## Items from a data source

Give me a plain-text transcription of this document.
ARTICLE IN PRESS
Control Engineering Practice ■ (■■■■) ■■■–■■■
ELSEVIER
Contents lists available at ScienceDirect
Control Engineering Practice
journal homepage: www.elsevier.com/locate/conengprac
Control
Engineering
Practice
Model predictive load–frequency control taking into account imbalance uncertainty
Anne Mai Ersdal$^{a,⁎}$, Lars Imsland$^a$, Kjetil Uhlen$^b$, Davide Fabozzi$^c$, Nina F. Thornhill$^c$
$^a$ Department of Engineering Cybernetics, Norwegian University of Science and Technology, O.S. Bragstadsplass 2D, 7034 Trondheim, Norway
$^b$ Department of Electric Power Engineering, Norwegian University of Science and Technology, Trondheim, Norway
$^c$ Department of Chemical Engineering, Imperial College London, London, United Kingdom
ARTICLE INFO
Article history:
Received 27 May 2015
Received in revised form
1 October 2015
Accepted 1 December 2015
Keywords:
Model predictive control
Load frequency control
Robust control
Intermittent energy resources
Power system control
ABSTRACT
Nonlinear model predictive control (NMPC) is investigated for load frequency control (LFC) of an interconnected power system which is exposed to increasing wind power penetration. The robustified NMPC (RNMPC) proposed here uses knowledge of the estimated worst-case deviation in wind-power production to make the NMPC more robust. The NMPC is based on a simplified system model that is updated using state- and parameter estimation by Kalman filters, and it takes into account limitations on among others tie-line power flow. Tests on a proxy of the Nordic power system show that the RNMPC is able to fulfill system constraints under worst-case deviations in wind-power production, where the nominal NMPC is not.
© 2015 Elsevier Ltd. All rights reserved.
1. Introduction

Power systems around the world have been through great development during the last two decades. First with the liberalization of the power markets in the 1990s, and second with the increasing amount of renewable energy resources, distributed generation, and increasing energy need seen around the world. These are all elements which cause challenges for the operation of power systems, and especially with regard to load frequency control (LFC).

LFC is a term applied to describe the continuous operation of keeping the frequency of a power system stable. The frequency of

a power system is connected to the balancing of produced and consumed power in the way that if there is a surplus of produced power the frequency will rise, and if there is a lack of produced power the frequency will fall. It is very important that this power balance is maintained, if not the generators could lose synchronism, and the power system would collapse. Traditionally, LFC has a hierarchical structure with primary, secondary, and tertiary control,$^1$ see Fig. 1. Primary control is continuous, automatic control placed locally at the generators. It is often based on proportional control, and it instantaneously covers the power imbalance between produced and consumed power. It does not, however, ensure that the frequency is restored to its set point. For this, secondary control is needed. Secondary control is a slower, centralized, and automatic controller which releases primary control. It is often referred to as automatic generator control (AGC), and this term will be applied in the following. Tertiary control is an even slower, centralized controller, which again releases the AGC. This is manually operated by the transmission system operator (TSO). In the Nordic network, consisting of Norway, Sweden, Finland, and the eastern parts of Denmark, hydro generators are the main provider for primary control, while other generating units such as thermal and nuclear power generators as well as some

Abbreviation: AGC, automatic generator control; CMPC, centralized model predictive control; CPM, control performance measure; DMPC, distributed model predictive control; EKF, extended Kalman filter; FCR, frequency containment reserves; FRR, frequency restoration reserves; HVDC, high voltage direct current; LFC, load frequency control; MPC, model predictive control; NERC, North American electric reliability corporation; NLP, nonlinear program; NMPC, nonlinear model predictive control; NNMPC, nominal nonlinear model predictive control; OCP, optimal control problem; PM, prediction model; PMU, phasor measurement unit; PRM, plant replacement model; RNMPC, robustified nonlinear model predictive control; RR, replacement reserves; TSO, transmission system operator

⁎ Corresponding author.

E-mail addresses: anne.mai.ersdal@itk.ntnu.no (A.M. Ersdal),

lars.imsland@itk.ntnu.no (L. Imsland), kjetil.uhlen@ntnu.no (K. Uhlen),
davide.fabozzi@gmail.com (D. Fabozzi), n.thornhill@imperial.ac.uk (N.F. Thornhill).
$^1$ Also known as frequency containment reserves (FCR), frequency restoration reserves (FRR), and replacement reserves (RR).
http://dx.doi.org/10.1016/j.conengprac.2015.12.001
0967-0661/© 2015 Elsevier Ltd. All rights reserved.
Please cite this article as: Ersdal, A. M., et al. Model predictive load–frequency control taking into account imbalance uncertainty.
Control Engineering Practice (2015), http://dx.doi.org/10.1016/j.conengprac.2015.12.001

## EXERCISE
Retype every entry word for word.

## TASK OUTPUT
Give me a plain-text transcription of this document.
ARTICLE IN PRESS
Control Engineering Practice ■ (■■■■) ■■■–■■■
ELSEVIER
Contents lists available at ScienceDirect
Control Engineering Practice
journal homepage: www.elsevier.com/locate/conengprac
Control
Engineering
Practice
Model predictive load–frequency control taking into account imbalance uncertainty
Anne Mai Ersdal$^{a,⁎}$, Lars Imsland$^a$, Kjetil Uhlen$^b$, Davide Fabozzi$^c$, Nina F. Thornhill$^c$
$^a$ Department of Engineering Cybernetics, Norwegian University of Science and Technology, O.S. Bragstadsplass 2D, 7034 Trondheim, Norway
$^b$ Department of Electric Power Engineering, Norwegian University of Science and Technology, Trondheim, Norway
$^c$ Department of Chemical Engineering, Imperial College London, London, United Kingdom
ARTICLE INFO
Article history:
Received 27 May 2015
Received in revised form
1 October 2015
Accepted 1 December 2015
Keywords:
Model predictive control
Load frequency control
Robust control
Intermittent energy resources
Power system control
ABSTRACT
Nonlinear model predictive control (NMPC) is investigated for load frequency control (LFC) of an interconnected power system which is exposed to increasing wind power penetration. The robustified NMPC (RNMPC) proposed here uses knowledge of the estimated worst-case deviation in wind-power production to make the NMPC more robust. The NMPC is based on a simplified system model that is updated using state- and parameter estimation by Kalman filters, and it takes into account limitations on among others tie-line power flow. Tests on a proxy of the Nordic power system show that the RNMPC is able to fulfill system constraints under worst-case deviations in wind-power production, where the nominal NMPC is not.
© 2015 Elsevier Ltd. All rights reserved.
1. Introduction

Power systems around the world have been through great development during the last two decades. First with the liberalization of the power markets in the 1990s, and second with the increasing amount of renewable energy resources, distributed generation, and increasing energy need seen around the world. These are all elements which cause challenges for the operation of power systems, and especially with regard to load frequency control (LFC).

LFC is a term applied to describe the continuous operation of keeping the frequency of a power system stable. The frequency of

a power system is connected to the balancing of produced and consumed power in the way that if there is a surplus of produced power the frequency will rise, and if there is a lack of produced power the frequency will fall. It is very important that this power balance is maintained, if not the generators could lose synchronism, and the power system would collapse. Traditionally, LFC has a hierarchical structure with primary, secondary, and tertiary control,$^1$ see Fig. 1. Primary control is continuous, automatic control placed locally at the generators. It is often based on proportional control, and it instantaneously covers the power imbalance between produced and consumed power. It does not, however, ensure that the frequency is restored to its set point. For this, secondary control is needed. Secondary control is a slower, centralized, and automatic controller which releases primary control. It is often referred to as automatic generator control (AGC), and this term will be applied in the following. Tertiary control is an even slower, centralized controller, which again releases the AGC. This is manually operated by the transmission system operator (TSO). In the Nordic network, consisting of Norway, Sweden, Finland, and the eastern parts of Denmark, hydro generators are the main provider for primary control, while other generating units such as thermal and nuclear power generators as well as some

Abbreviation: AGC, automatic generator control; CMPC, centralized model predictive control; CPM, control performance measure; DMPC, distributed model predictive control; EKF, extended Kalman filter; FCR, frequency containment reserves; FRR, frequency restoration reserves; HVDC, high voltage direct current; LFC, load frequency control; MPC, model predictive control; NERC, North American electric reliability corporation; NLP, nonlinear program; NMPC, nonlinear model predictive control; NNMPC, nominal nonlinear model predictive control; OCP, optimal control problem; PM, prediction model; PMU, phasor measurement unit; PRM, plant replacement model; RNMPC, robustified nonlinear model predictive control; RR, replacement reserves; TSO, transmission system operator

⁎ Corresponding author.

E-mail addresses: anne.mai.ersdal@itk.ntnu.no (A.M. Ersdal),

lars.imsland@itk.ntnu.no (L. Imsland), kjetil.uhlen@ntnu.no (K. Uhlen),
davide.fabozzi@gmail.com (D. Fabozzi), n.thornhill@imperial.ac.uk (N.F. Thornhill).
$^1$ Also known as frequency containment reserves (FCR), frequency restoration reserves (FRR), and replacement reserves (RR).
http://dx.doi.org/10.1016/j.conengprac.2015.12.001
0967-0661/© 2015 Elsevier Ltd. All rights reserved.
Please cite this article as: Ersdal, A. M., et al. Model predictive load–frequency control taking into account imbalance uncertainty.
Control Engineering Practice (2015), http://dx.doi.org/10.1016/j.conengprac.2015.12.001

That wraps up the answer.